- Data supplied -
○ ○ ○ ○ ○ ○ ○

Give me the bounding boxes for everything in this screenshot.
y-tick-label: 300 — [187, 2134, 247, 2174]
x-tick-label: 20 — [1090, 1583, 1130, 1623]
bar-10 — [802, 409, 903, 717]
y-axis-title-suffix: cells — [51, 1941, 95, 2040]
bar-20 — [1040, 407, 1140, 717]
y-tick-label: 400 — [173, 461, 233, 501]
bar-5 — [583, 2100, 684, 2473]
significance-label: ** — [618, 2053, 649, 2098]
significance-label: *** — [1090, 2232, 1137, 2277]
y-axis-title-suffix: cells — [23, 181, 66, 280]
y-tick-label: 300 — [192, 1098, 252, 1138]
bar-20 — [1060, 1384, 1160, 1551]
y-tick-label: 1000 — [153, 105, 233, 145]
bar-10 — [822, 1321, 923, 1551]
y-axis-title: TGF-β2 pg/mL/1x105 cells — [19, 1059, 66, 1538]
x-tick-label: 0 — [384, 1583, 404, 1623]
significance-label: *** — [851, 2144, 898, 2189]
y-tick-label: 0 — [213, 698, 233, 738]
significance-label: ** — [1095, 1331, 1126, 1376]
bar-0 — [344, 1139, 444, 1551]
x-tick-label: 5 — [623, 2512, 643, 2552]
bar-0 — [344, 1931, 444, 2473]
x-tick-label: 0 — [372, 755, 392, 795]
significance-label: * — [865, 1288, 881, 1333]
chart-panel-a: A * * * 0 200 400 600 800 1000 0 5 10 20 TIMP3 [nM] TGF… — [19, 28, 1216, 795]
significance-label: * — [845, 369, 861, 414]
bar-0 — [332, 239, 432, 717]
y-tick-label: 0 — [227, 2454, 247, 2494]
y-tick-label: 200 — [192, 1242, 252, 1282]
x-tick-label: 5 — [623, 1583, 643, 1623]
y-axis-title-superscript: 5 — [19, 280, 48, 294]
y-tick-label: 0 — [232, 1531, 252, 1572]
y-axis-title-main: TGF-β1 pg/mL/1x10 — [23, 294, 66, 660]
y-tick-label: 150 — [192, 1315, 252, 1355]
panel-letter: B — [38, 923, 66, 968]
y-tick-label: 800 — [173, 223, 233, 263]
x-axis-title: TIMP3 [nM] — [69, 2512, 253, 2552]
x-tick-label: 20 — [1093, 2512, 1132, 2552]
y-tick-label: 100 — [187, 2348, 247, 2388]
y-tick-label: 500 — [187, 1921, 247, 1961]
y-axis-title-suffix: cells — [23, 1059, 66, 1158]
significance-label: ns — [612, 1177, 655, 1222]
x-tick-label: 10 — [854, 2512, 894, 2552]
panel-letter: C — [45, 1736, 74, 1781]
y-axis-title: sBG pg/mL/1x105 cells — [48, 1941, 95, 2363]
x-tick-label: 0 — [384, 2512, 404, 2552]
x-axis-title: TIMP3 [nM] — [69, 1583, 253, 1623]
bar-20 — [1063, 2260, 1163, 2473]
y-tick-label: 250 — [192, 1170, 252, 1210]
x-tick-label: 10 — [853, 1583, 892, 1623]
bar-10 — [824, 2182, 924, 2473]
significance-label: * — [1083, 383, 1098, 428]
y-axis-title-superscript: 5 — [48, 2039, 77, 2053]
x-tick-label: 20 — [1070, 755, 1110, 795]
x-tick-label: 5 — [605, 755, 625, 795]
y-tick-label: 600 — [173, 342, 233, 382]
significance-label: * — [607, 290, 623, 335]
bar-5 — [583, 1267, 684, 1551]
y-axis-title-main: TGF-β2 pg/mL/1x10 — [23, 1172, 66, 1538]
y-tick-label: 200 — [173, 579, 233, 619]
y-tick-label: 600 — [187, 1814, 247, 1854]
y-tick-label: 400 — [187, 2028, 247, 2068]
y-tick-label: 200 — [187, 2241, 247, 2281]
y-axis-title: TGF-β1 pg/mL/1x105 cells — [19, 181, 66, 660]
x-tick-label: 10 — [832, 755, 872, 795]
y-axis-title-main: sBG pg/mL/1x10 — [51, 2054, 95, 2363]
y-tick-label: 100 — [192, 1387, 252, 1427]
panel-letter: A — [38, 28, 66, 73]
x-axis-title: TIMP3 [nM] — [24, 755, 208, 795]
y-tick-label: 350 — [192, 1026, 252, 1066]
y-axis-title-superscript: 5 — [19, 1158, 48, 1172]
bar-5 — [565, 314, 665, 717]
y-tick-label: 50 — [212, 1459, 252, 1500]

○ ○ ○ ○ ○ ○ ○

- Task brief -
Using the listing above, pull out all lines that hold the word "suffix".

- Task solution -
y-axis-title-suffix: cells — [51, 1941, 95, 2040]
y-axis-title-suffix: cells — [23, 181, 66, 280]
y-axis-title-suffix: cells — [23, 1059, 66, 1158]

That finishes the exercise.